Aim a: Can you turn the listing, from its first line through the line containing "table-row[interactable]: 29 夏天", into a JSON list of strings, with one string per line and blank lines left out?

Document extract:
******************************

I would REALLY appreciate if someone could help me because I don't know what to do and how to find it. Thank you all!

Star Strider
on 20 Feb 2018

Edited: Star Strider
on 8 Jun 2020

Inflection points are defined where the curve changes direction, and the derivative is equal to zero.

See if this does what you want:

x = [ 7.0 7.2 7.4 7.6 8.4 8.8 9.2 9.6 10.0];

y = [ 0.692 0.719 0.723 0.732 0.719 0.712 1.407 1.714 1.99];

dydx = gradient(y) ./ gradient(x); % Derivative Of Unevenly-Sampled Data

zci = @(v) find(v(:).*circshift(v(:), [-1 0]) <= 0); % Returns Approximate Zero-Crossing Indices Of Argument Vector

zxidx = zci(dydx); % Approximate Indices Where ‘dydx=0’

for k1 = 1:numel(zxidx) % Loop Finds ‘x’ & ‘y’ For ‘dydx=0’

inflptx(k1) = interp1(dydx(zxidx(k1):zxidx(k1)+1), x(zxidx(k1):zxidx(k1)+1), 0, 'linear');

inflpty(k1) = interp1(x(zxidx(k1):zxidx(k1)+1), y(zxidx(k1):zxidx(k1)+1), inflptx(k1), 'linear');

end

figure(1)

plot(x, y)

hold on

plot(x, dydx)

plot(inflptx, inflpty, 'pg', 'MarkerFaceColor','g')

hold off

grid

legend('Data', 'Derivative', 'Inflection Points')

inflpts = regexp(sprintf('(%5.3f,%5.3f)\n', [inflptx; inflpty]), '\n', 'split');

text(inflptx, inflpty, inflpts(1:end-1),'FontSize',8, 'HorizontalAlignment','center', 'VerticalAlignment','bottom')

The ‘inflptx’ and ‘inflpty’ vectors (derived from a linear interpolation of the derivative) are the coordinates of the inflection points. They are approximate because your data are discrete. The code does not find an inflection point where what is apparently a spline interpolation might create one, because that is not in your original data.

******************************

Excerpted data:
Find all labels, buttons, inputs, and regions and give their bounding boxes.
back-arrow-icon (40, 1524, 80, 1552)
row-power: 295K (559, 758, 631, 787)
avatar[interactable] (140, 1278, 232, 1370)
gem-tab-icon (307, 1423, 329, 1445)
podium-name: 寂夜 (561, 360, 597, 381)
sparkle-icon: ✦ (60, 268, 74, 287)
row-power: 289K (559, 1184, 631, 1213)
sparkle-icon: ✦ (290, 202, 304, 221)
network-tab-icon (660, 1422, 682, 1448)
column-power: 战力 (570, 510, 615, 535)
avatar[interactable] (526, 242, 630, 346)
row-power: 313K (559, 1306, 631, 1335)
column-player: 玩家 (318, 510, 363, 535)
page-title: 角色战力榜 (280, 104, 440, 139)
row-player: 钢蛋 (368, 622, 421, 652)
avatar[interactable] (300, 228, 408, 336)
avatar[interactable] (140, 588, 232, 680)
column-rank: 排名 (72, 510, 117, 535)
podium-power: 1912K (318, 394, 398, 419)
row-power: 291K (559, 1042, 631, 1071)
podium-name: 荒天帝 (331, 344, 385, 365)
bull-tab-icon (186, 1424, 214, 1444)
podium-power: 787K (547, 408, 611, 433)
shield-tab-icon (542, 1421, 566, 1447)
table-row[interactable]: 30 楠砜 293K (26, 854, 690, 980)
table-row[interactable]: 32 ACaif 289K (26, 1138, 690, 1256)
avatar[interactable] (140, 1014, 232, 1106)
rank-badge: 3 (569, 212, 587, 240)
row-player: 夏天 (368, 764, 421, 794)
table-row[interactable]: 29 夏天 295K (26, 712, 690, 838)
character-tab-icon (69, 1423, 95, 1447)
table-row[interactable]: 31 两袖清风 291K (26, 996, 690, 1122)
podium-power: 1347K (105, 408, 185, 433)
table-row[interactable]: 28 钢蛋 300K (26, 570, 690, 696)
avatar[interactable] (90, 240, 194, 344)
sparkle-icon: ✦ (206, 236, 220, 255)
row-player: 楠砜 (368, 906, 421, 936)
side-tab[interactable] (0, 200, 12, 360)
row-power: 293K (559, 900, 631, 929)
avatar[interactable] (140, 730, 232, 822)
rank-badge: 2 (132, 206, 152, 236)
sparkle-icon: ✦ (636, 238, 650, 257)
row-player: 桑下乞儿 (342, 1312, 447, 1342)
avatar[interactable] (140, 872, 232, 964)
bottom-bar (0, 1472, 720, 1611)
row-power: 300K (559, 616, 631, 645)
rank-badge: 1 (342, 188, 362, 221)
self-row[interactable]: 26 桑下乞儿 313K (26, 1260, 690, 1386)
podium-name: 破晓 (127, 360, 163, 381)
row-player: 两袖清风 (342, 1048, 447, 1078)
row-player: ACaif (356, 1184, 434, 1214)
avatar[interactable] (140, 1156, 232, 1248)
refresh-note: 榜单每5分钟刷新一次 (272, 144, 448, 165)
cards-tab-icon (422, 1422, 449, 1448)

******************************

Aim b: What legend labels does the code in the inflection-point thread use?

Written solution a:
[
  "Find all labels, buttons, inputs, and regions and give their bounding boxes.",
  "back-arrow-icon (40, 1524, 80, 1552)",
  "row-power: 295K (559, 758, 631, 787)",
  "avatar[interactable] (140, 1278, 232, 1370)",
  "gem-tab-icon (307, 1423, 329, 1445)",
  "podium-name: 寂夜 (561, 360, 597, 381)",
  "sparkle-icon: ✦ (60, 268, 74, 287)",
  "row-power: 289K (559, 1184, 631, 1213)",
  "sparkle-icon: ✦ (290, 202, 304, 221)",
  "network-tab-icon (660, 1422, 682, 1448)",
  "column-power: 战力 (570, 510, 615, 535)",
  "avatar[interactable] (526, 242, 630, 346)",
  "row-power: 313K (559, 1306, 631, 1335)",
  "column-player: 玩家 (318, 510, 363, 535)",
  "page-title: 角色战力榜 (280, 104, 440, 139)",
  "row-player: 钢蛋 (368, 622, 421, 652)",
  "avatar[interactable] (300, 228, 408, 336)",
  "avatar[interactable] (140, 588, 232, 680)",
  "column-rank: 排名 (72, 510, 117, 535)",
  "podium-power: 1912K (318, 394, 398, 419)",
  "row-power: 291K (559, 1042, 631, 1071)",
  "podium-name: 荒天帝 (331, 344, 385, 365)",
  "bull-tab-icon (186, 1424, 214, 1444)",
  "podium-power: 787K (547, 408, 611, 433)",
  "shield-tab-icon (542, 1421, 566, 1447)",
  "table-row[interactable]: 30 楠砜 293K (26, 854, 690, 980)",
  "table-row[interactable]: 32 ACaif 289K (26, 1138, 690, 1256)",
  "avatar[interactable] (140, 1014, 232, 1106)",
  "rank-badge: 3 (569, 212, 587, 240)",
  "row-player: 夏天 (368, 764, 421, 794)",
  "table-row[interactable]: 29 夏天 295K (26, 712, 690, 838)"
]

Written solution b:
Data
Derivative
Inflection Points